— Start of Dataset —

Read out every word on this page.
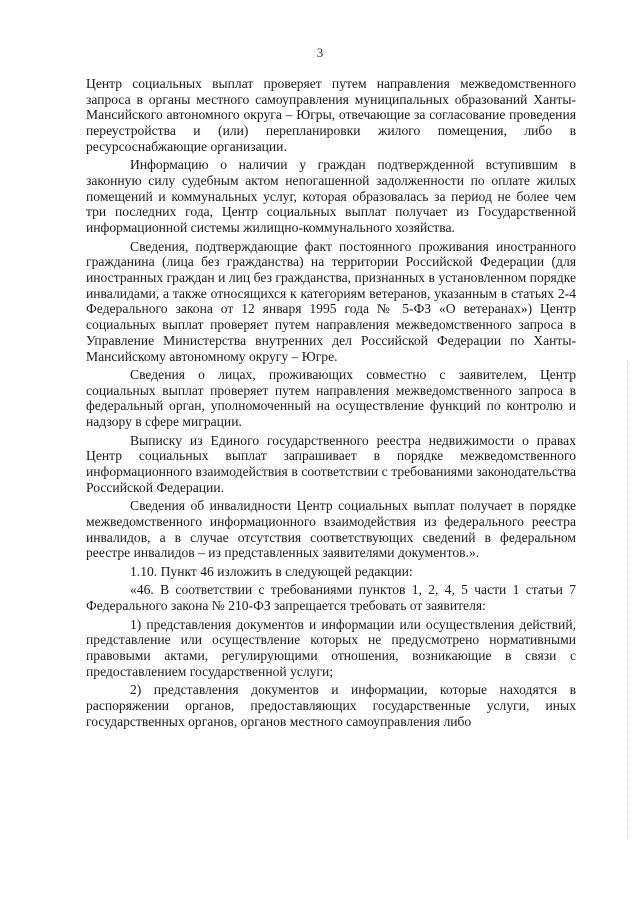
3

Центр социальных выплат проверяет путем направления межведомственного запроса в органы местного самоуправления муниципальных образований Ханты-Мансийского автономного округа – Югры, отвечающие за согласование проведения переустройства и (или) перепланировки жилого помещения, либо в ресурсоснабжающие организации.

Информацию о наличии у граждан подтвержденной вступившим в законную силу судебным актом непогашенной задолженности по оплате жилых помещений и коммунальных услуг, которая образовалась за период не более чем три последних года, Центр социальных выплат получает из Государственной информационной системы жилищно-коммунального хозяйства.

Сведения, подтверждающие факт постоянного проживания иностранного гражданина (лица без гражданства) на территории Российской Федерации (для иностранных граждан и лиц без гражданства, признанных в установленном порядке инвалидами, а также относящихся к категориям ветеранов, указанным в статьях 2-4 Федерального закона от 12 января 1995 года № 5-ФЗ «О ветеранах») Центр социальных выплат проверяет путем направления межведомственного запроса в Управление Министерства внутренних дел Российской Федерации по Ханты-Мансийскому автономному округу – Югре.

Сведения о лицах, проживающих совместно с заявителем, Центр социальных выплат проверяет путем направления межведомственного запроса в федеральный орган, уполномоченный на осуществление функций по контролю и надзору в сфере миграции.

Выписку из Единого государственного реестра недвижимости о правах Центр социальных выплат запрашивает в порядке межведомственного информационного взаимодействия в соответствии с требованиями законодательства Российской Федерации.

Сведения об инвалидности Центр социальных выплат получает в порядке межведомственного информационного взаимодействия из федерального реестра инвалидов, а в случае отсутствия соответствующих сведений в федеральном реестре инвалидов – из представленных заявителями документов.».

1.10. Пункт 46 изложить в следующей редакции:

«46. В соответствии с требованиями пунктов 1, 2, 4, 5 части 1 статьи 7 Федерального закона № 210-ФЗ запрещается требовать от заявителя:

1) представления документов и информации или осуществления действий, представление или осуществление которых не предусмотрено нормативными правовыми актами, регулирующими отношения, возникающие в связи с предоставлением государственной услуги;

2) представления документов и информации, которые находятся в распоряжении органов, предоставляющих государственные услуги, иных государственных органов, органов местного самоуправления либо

— End of Dataset —
— Start of Dataset —

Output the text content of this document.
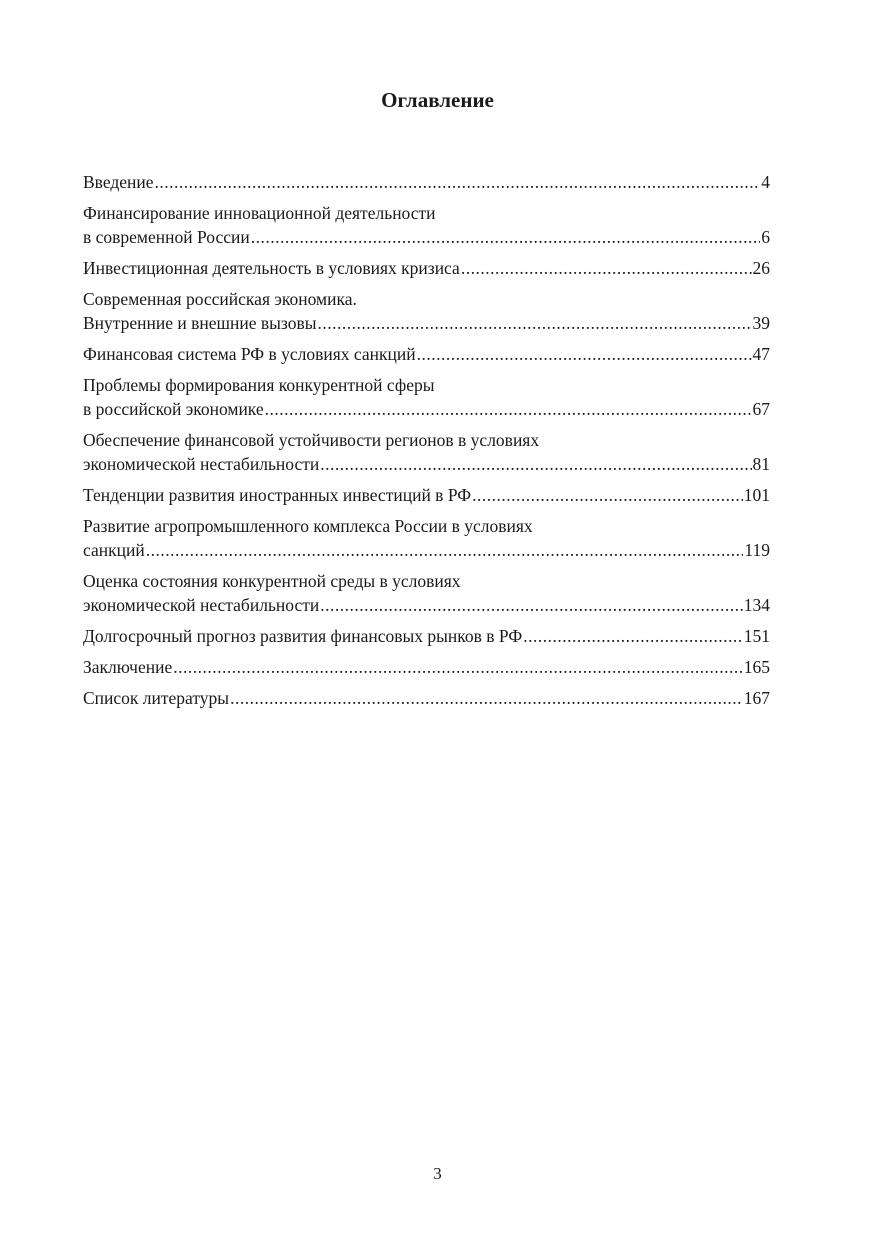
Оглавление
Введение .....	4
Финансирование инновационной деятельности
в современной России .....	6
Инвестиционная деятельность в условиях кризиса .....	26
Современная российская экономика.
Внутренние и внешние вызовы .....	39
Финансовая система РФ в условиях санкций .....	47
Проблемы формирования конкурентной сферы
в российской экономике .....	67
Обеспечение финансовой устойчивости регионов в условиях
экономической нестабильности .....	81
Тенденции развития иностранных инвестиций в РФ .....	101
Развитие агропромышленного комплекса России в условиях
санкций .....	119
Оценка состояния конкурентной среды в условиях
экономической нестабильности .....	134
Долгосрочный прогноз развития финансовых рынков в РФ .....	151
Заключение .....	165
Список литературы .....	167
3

— End of Dataset —

--- Goal ---
Across the records above, count the lines holding "года" and reply with that number alone.

--- Exercise answer ---
2